Dataset records:
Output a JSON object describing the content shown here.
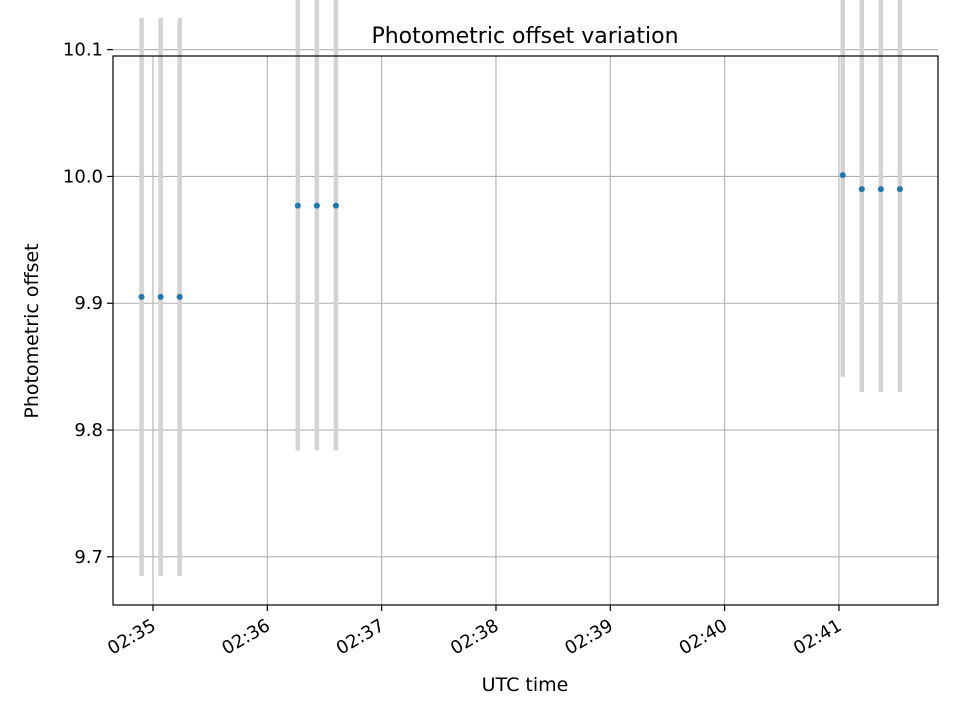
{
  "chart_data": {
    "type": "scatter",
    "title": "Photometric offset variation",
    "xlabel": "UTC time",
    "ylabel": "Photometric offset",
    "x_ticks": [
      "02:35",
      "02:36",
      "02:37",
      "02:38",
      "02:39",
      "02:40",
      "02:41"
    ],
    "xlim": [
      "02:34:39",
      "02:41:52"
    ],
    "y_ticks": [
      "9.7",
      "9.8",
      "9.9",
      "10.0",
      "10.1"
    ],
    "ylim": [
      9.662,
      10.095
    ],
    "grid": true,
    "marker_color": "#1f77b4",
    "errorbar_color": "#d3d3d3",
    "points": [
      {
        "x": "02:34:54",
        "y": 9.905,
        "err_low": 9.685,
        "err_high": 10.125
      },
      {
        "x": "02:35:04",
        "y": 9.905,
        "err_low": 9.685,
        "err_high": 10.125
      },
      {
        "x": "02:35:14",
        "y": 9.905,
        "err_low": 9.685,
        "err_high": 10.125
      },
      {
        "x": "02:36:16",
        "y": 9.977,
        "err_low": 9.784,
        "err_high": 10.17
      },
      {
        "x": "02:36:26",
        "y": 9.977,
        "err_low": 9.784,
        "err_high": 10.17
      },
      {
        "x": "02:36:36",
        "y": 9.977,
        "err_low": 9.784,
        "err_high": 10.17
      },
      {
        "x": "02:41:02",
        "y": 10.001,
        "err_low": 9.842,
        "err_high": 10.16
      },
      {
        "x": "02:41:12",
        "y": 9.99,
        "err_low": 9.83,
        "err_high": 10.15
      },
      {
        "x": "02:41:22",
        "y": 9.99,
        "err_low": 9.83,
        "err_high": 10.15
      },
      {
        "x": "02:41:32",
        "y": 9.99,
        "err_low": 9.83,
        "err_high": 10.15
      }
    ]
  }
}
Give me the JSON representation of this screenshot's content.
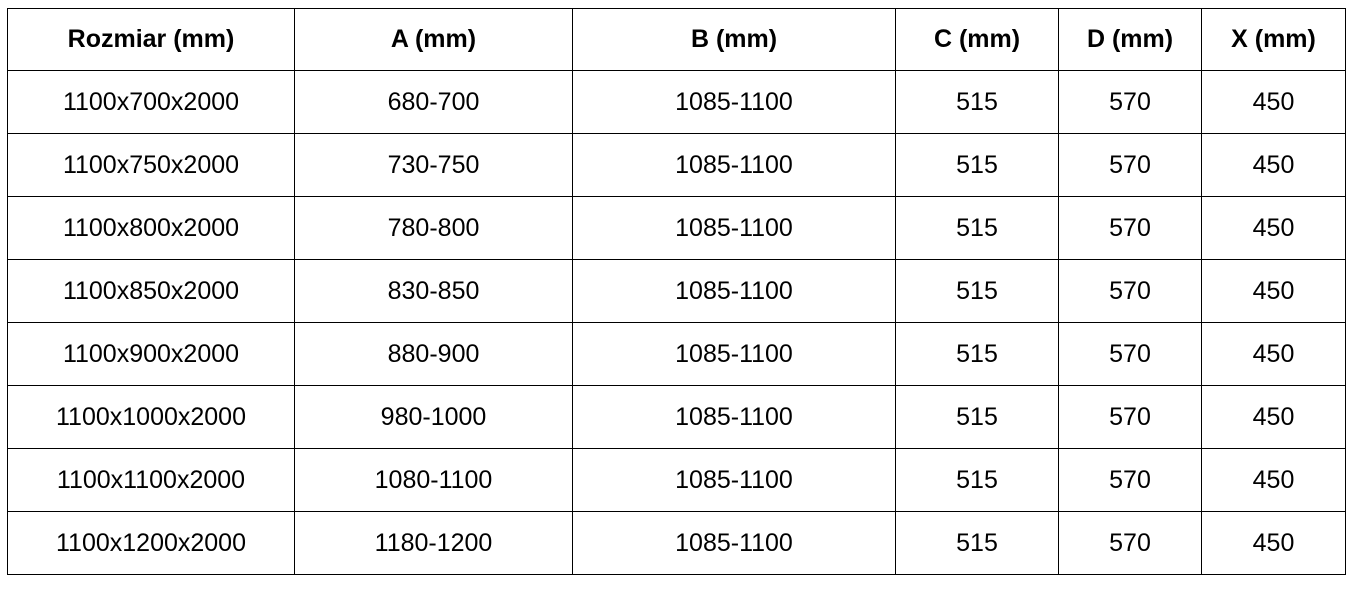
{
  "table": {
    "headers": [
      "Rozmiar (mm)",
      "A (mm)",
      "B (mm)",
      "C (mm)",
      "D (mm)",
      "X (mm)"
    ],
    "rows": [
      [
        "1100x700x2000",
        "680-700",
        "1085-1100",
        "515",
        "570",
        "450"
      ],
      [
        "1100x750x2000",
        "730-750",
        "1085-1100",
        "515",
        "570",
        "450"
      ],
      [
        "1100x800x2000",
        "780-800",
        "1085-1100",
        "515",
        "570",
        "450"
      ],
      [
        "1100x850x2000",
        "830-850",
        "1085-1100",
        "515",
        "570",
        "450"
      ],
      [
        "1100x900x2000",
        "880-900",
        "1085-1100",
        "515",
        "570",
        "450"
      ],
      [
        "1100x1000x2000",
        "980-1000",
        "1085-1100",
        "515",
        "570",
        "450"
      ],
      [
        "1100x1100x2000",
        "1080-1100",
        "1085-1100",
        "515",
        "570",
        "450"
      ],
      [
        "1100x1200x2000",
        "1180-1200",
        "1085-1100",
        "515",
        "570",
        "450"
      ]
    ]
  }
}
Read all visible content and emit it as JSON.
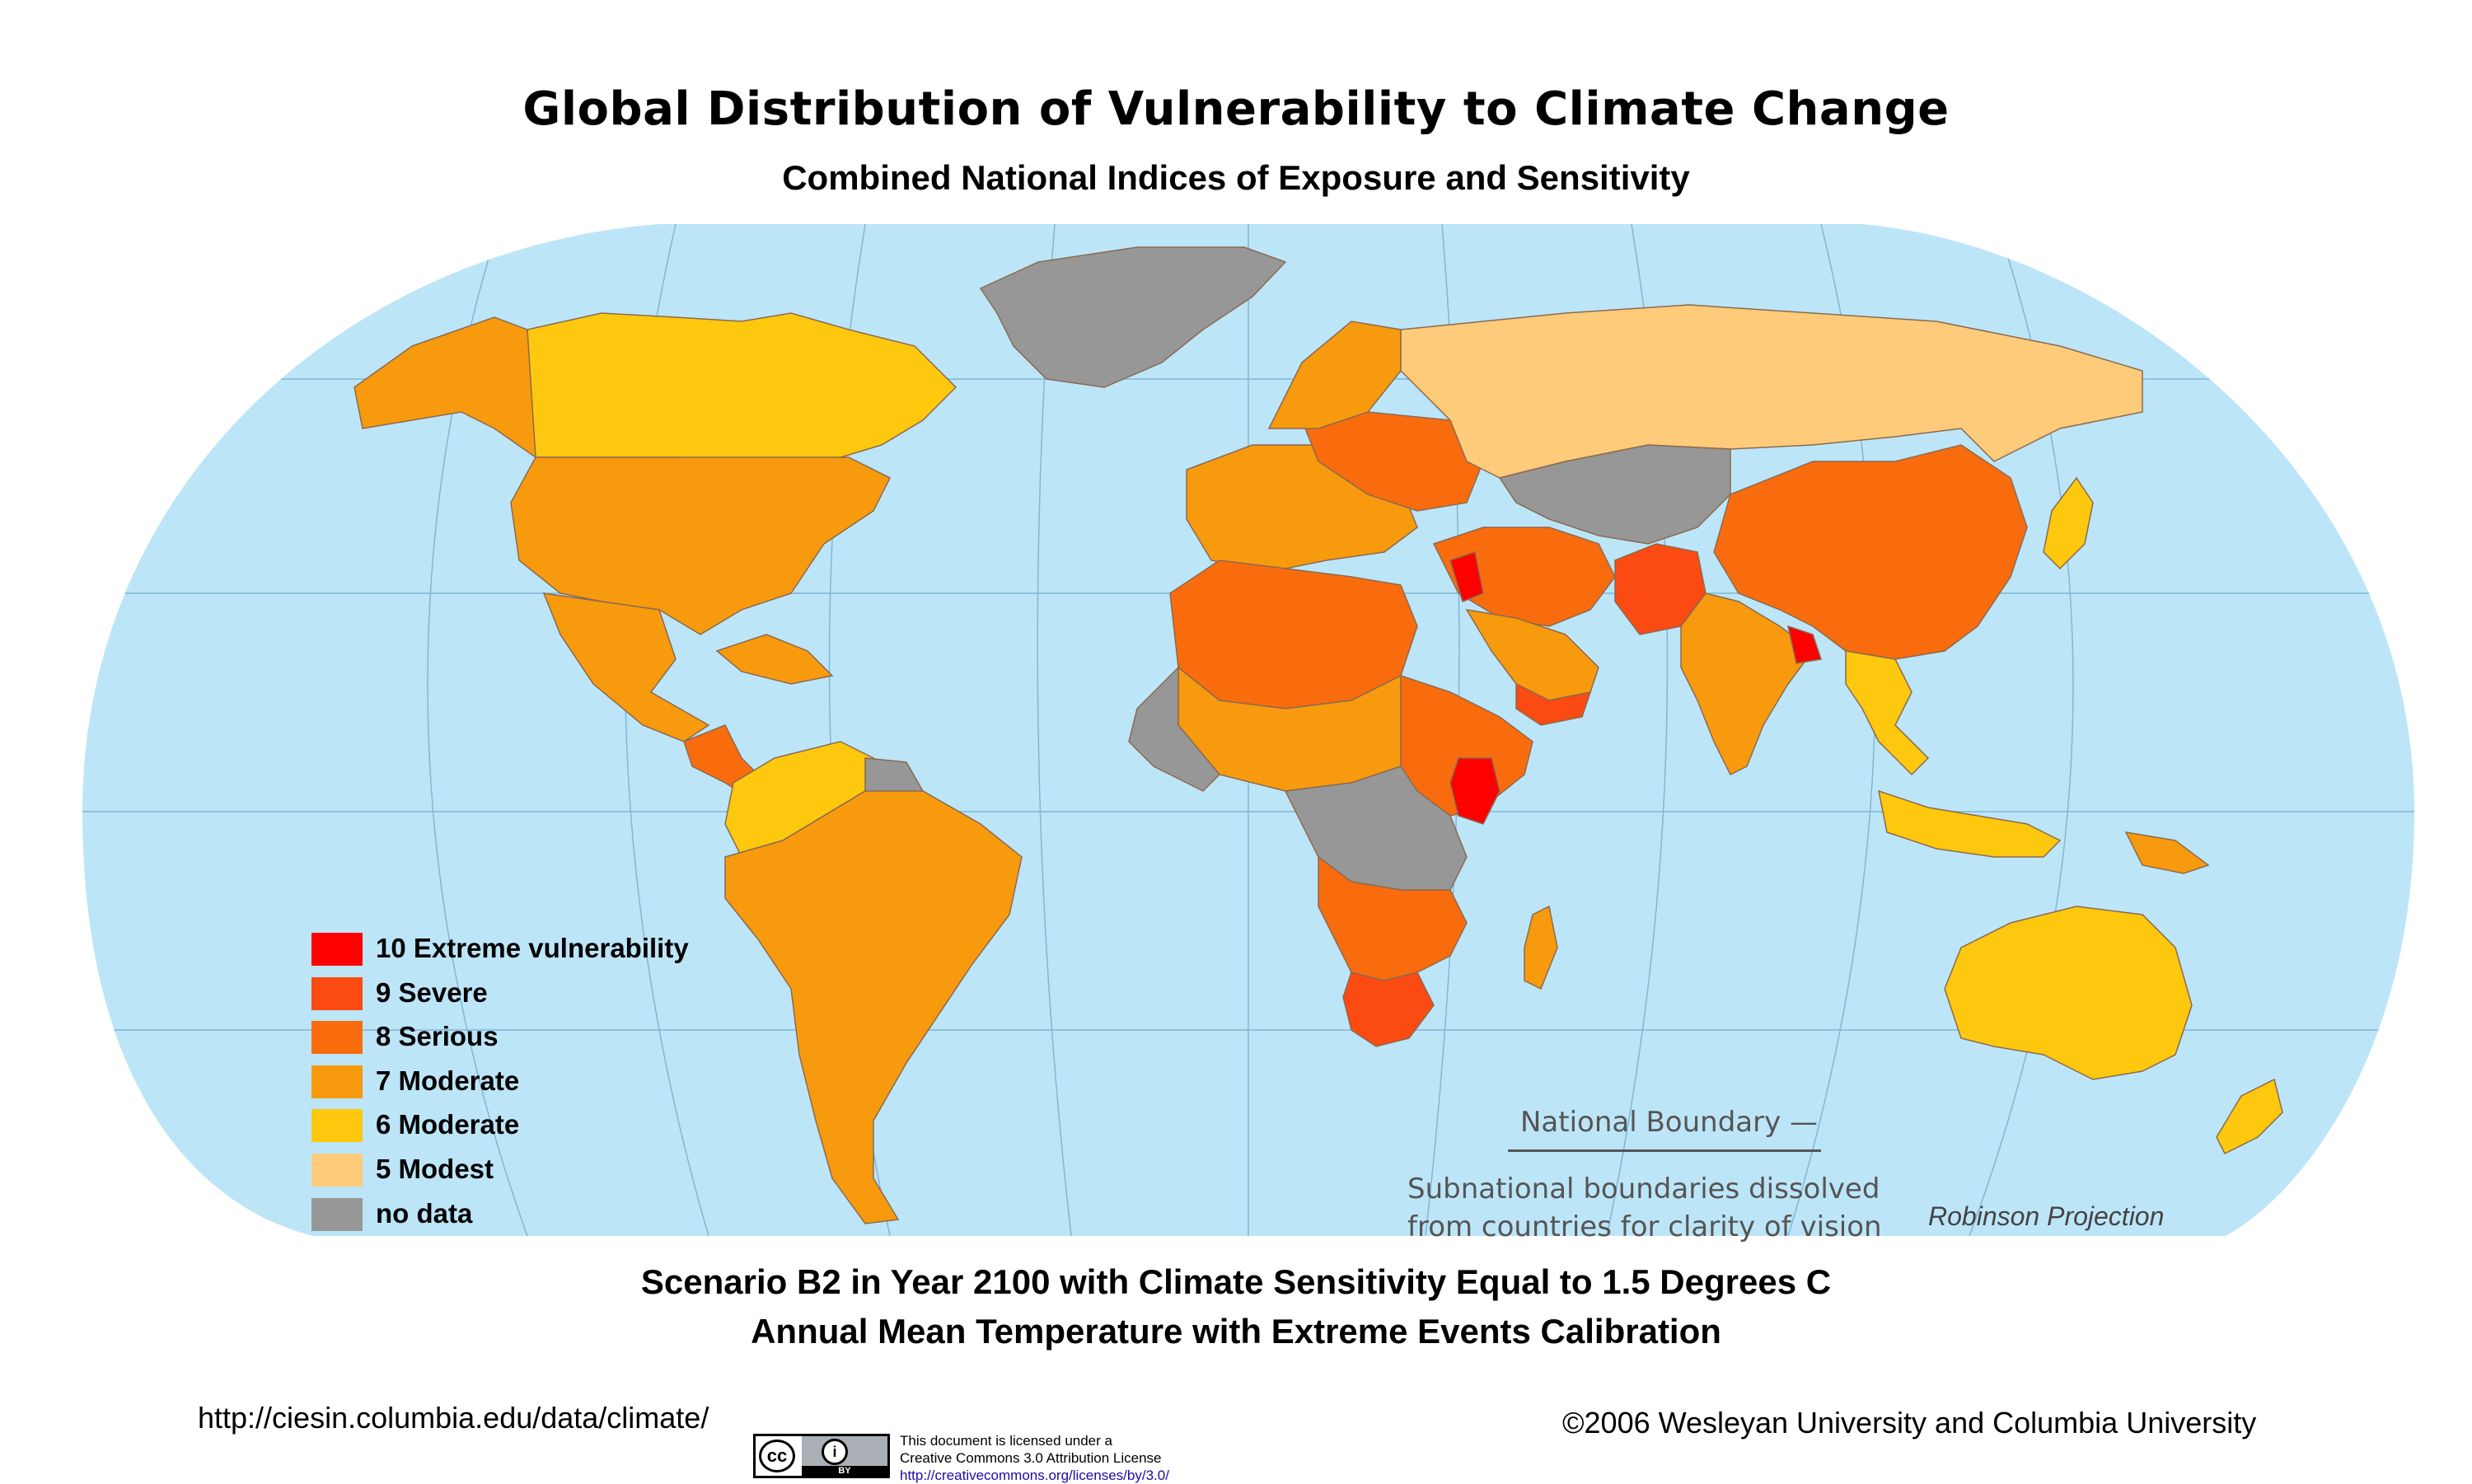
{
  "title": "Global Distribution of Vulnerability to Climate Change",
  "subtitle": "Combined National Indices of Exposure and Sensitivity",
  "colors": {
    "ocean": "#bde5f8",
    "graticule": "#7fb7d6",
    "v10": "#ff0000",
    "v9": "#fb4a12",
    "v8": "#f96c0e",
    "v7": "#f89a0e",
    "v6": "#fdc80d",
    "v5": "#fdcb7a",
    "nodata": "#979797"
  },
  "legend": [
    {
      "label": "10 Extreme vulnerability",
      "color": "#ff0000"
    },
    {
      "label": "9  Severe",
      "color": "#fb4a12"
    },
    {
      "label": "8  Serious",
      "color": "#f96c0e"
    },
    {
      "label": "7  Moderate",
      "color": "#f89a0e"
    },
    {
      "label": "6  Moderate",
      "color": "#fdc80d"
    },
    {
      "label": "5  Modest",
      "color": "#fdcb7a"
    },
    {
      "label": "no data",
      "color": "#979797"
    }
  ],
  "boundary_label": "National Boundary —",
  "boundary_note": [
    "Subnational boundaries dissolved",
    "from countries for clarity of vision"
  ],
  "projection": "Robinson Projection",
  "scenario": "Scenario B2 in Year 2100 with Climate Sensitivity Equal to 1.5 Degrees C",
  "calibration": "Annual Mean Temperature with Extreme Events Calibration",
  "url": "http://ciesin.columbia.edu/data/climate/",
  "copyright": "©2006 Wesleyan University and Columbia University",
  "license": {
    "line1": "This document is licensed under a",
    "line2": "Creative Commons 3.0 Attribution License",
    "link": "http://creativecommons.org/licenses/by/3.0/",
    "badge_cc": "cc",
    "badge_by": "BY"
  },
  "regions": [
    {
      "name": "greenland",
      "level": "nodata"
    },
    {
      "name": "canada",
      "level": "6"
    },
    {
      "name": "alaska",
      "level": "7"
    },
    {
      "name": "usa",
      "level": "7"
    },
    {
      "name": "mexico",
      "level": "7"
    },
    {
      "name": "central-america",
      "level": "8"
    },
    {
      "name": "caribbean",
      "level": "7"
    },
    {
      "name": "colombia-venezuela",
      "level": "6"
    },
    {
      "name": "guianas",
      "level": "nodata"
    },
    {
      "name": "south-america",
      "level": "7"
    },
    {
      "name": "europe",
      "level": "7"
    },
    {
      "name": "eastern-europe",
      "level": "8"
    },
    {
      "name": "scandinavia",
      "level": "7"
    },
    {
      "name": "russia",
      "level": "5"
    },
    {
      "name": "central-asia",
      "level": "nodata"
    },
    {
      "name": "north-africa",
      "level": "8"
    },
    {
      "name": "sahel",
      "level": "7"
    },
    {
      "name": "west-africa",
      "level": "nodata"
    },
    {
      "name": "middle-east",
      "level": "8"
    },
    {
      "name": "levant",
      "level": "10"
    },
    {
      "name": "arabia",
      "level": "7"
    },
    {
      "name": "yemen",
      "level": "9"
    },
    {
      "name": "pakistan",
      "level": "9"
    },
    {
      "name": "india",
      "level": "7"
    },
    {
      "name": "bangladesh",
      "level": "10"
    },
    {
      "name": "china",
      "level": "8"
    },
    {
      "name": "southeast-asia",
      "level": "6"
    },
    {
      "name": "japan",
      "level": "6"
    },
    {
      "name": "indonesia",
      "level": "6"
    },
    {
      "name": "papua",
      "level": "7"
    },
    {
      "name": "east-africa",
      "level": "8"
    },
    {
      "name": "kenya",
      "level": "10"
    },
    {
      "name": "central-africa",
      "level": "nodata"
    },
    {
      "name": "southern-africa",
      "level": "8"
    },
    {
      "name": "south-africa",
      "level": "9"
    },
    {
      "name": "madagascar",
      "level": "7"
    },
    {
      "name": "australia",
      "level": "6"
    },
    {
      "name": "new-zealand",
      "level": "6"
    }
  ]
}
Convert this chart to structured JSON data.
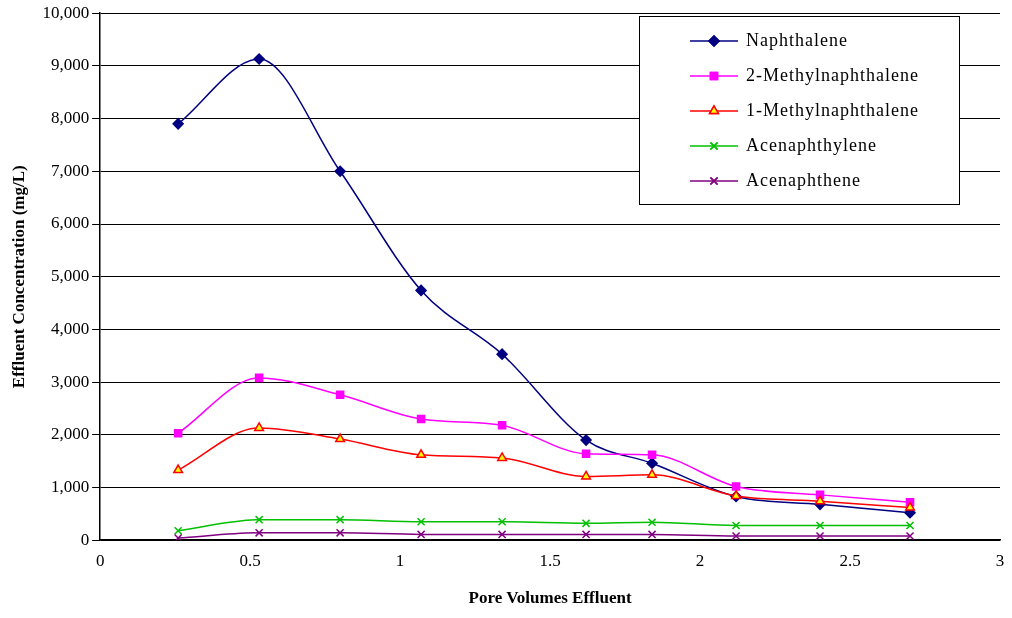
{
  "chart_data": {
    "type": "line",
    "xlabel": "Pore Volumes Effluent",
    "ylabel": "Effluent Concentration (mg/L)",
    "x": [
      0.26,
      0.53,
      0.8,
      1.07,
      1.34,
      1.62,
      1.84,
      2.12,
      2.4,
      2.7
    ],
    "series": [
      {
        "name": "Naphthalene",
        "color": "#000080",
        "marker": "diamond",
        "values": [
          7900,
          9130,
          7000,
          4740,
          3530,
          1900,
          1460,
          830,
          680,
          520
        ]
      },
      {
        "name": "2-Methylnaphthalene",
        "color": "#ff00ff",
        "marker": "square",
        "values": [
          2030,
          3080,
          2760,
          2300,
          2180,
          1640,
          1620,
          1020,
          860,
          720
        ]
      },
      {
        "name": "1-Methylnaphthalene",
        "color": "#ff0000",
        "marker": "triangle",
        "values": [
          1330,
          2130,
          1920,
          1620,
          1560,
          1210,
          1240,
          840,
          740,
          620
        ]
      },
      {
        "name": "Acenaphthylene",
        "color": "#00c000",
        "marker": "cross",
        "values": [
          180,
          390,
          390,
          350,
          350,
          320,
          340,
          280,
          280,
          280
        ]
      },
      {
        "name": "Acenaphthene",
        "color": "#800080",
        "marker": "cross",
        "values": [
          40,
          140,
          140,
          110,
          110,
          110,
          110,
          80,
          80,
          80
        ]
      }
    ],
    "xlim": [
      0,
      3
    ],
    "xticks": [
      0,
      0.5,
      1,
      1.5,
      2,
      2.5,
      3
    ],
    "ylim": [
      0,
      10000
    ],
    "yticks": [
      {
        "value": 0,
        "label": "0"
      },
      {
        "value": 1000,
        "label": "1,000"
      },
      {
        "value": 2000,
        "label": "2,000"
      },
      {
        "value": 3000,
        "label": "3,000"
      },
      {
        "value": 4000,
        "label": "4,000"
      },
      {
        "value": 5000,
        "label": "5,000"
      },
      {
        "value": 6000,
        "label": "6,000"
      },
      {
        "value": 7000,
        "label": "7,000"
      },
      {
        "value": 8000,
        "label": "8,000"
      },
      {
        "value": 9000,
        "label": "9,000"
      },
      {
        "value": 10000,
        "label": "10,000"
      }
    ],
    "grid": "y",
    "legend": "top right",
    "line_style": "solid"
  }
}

The exercise: Identify each line holding the string "ylabel", and copy it out.

Answer for this exercise:
    "ylabel": "Photometric offset",
    "ylabel": "Effluent Concentration (mg/L)",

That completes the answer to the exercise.